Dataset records
• • • • •

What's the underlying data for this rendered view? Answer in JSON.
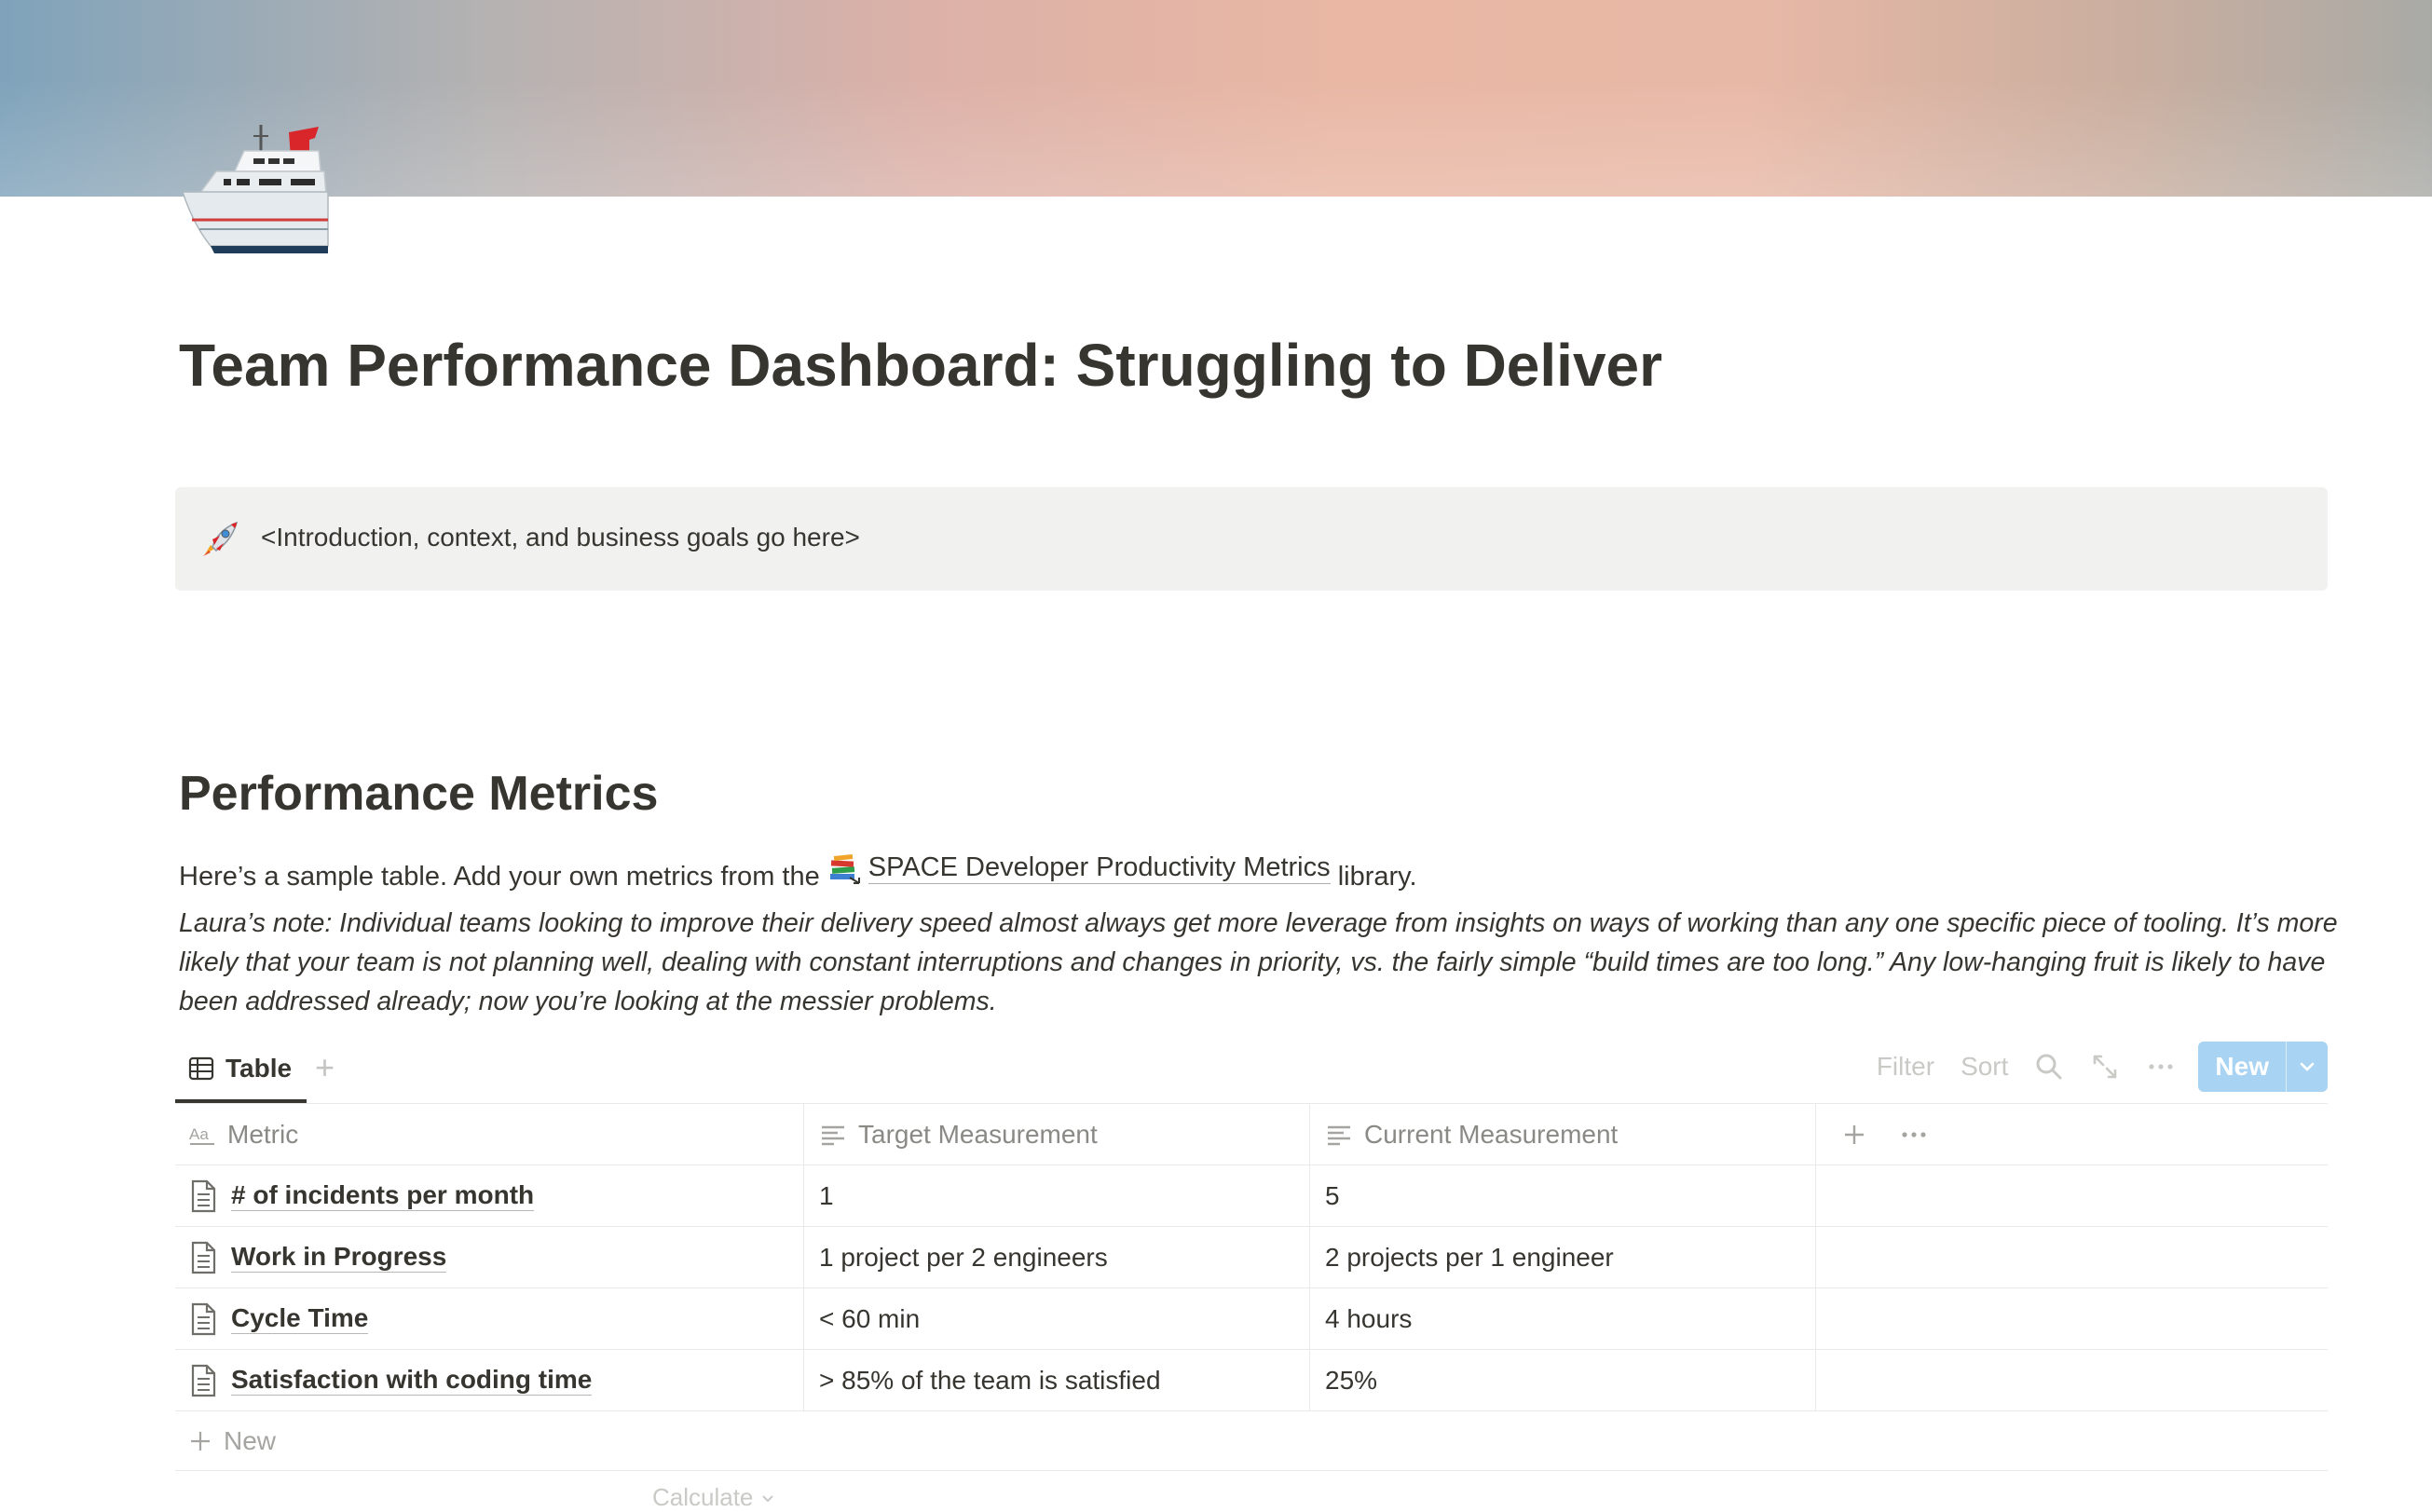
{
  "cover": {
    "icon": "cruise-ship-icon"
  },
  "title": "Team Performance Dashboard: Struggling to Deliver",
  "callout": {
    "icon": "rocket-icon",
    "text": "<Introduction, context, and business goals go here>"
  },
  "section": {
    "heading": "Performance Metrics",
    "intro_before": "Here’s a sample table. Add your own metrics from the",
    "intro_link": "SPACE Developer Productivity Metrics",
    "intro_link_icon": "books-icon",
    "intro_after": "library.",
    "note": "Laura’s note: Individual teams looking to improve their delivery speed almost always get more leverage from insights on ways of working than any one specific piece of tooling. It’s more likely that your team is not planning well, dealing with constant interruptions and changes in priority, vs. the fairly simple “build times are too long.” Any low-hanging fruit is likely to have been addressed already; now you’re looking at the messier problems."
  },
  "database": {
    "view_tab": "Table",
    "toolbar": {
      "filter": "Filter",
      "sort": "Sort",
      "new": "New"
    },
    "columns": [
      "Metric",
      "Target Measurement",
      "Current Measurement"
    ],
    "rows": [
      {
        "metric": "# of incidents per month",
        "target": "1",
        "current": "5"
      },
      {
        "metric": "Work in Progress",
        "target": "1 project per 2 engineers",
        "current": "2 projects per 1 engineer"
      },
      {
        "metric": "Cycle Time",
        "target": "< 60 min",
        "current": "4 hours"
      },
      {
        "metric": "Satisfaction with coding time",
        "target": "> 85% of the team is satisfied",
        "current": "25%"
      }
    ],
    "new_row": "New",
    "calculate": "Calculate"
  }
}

• • • • •

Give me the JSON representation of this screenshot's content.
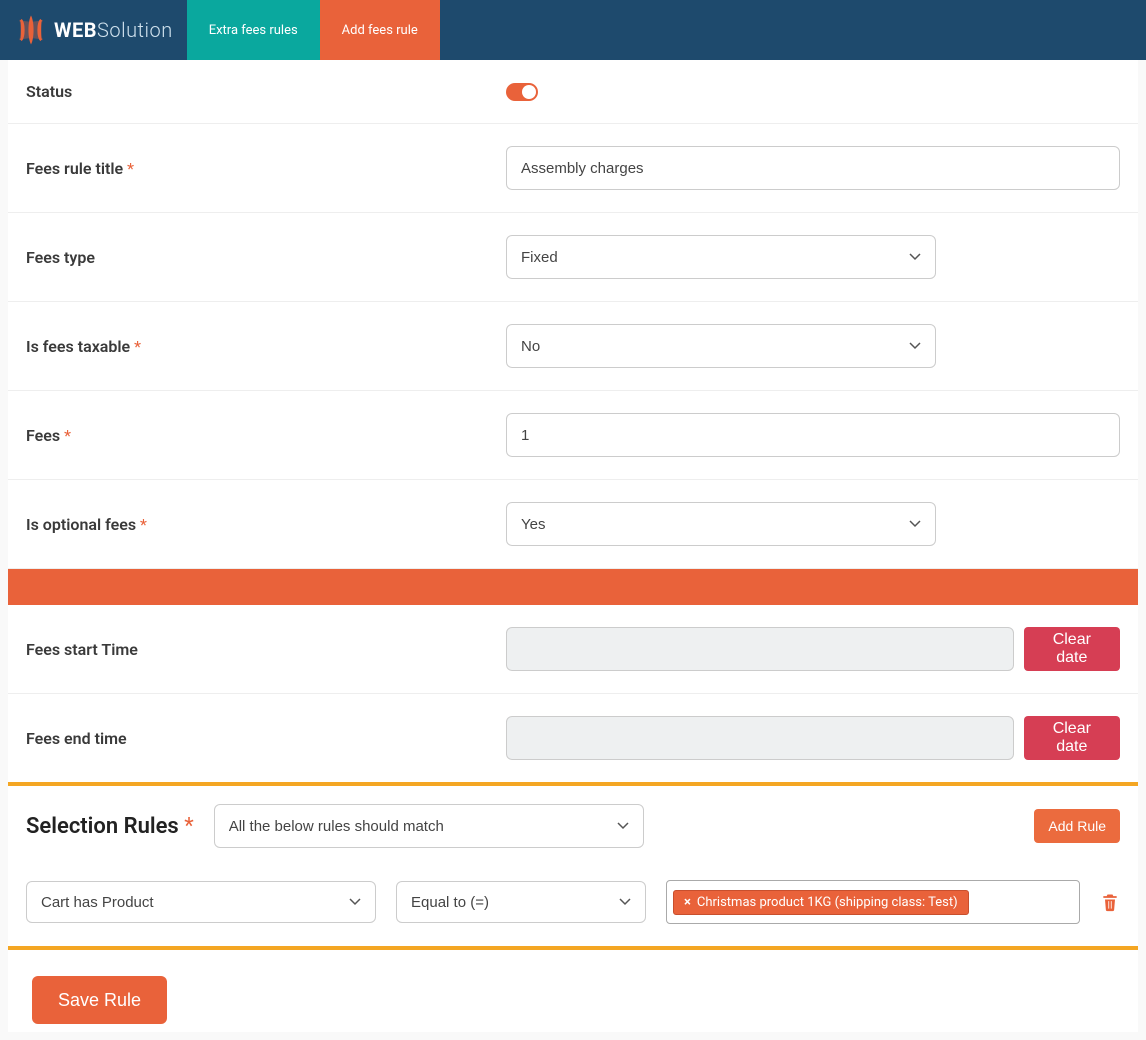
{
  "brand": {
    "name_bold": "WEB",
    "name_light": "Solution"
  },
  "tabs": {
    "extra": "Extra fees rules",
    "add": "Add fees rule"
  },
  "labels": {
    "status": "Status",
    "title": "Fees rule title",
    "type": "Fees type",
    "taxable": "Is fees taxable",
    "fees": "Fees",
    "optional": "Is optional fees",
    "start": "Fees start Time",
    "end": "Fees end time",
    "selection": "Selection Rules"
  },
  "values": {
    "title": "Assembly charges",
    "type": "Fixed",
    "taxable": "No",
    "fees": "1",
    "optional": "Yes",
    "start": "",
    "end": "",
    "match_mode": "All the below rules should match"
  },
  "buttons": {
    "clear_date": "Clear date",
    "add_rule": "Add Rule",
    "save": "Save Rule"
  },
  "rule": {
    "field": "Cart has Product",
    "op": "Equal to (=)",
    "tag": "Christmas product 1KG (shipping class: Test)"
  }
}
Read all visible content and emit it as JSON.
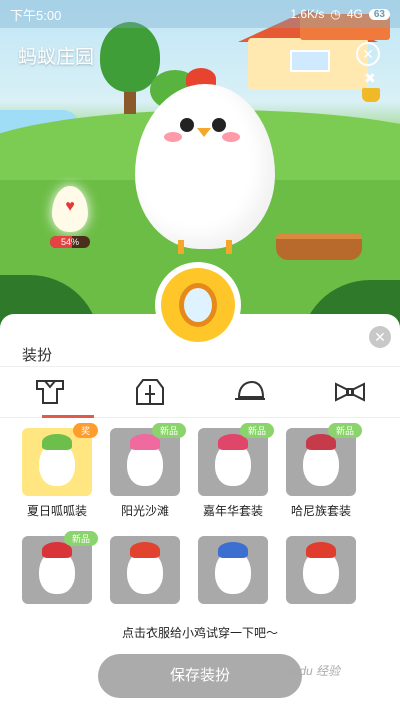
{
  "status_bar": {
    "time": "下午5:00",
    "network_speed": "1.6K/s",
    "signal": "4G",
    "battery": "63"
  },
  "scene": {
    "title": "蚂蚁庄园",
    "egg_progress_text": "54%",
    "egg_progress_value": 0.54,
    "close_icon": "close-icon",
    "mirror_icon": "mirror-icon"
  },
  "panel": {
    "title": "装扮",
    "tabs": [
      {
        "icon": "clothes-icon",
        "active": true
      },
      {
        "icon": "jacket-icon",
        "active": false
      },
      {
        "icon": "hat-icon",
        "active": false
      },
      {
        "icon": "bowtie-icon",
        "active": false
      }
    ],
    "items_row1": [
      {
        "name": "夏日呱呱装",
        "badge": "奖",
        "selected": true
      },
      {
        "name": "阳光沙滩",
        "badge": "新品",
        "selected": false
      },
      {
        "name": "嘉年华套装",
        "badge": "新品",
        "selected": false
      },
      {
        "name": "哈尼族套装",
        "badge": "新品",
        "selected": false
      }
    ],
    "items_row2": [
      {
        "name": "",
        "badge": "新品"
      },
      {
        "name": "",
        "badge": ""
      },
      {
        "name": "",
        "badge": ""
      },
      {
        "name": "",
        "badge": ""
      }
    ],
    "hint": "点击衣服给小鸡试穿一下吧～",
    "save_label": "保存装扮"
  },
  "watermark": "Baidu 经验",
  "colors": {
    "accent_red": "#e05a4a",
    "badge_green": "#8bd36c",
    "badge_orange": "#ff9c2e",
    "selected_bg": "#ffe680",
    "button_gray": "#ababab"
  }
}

• • • • •

- Exercise requirements
Give only the number of lines in the entries above that contain the string "icon".

- Result
9